- _Records_:
— start —

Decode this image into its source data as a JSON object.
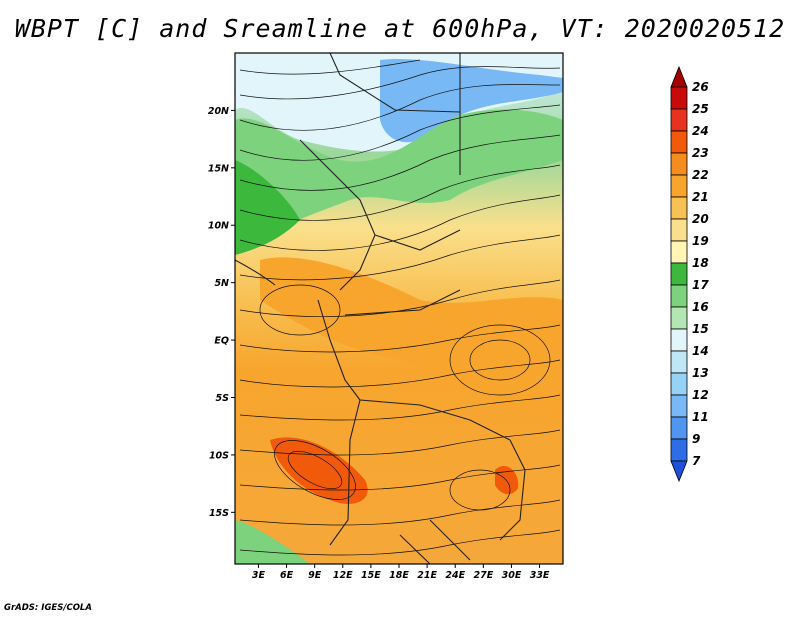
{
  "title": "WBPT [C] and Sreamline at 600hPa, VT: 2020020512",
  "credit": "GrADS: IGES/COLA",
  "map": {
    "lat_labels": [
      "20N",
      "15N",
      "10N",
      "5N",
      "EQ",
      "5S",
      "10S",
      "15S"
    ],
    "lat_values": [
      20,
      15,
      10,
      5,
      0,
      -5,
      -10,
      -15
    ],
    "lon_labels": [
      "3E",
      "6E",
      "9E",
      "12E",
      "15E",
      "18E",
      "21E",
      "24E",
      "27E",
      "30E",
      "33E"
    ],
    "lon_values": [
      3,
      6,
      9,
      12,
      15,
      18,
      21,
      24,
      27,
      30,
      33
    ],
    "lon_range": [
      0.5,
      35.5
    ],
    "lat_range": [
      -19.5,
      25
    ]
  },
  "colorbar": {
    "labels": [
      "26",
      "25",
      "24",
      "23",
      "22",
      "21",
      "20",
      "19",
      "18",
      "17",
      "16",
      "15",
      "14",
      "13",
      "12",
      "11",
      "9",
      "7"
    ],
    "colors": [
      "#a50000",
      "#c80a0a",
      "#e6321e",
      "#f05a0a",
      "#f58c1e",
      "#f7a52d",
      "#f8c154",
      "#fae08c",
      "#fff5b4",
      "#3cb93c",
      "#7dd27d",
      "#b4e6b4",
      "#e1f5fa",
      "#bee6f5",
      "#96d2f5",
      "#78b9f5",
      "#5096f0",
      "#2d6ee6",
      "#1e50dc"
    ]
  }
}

— end —

- _Aim of the exercise_:
Transcribe all of the material exactly, leaving out whatever pictures it contains.

- _Exercise output_:
Decode this image into its source data as a JSON object.
{
  "title": "WBPT [C] and Sreamline at 600hPa, VT: 2020020512",
  "credit": "GrADS: IGES/COLA",
  "map": {
    "lat_labels": [
      "20N",
      "15N",
      "10N",
      "5N",
      "EQ",
      "5S",
      "10S",
      "15S"
    ],
    "lat_values": [
      20,
      15,
      10,
      5,
      0,
      -5,
      -10,
      -15
    ],
    "lon_labels": [
      "3E",
      "6E",
      "9E",
      "12E",
      "15E",
      "18E",
      "21E",
      "24E",
      "27E",
      "30E",
      "33E"
    ],
    "lon_values": [
      3,
      6,
      9,
      12,
      15,
      18,
      21,
      24,
      27,
      30,
      33
    ],
    "lon_range": [
      0.5,
      35.5
    ],
    "lat_range": [
      -19.5,
      25
    ]
  },
  "colorbar": {
    "labels": [
      "26",
      "25",
      "24",
      "23",
      "22",
      "21",
      "20",
      "19",
      "18",
      "17",
      "16",
      "15",
      "14",
      "13",
      "12",
      "11",
      "9",
      "7"
    ],
    "colors": [
      "#a50000",
      "#c80a0a",
      "#e6321e",
      "#f05a0a",
      "#f58c1e",
      "#f7a52d",
      "#f8c154",
      "#fae08c",
      "#fff5b4",
      "#3cb93c",
      "#7dd27d",
      "#b4e6b4",
      "#e1f5fa",
      "#bee6f5",
      "#96d2f5",
      "#78b9f5",
      "#5096f0",
      "#2d6ee6",
      "#1e50dc"
    ]
  }
}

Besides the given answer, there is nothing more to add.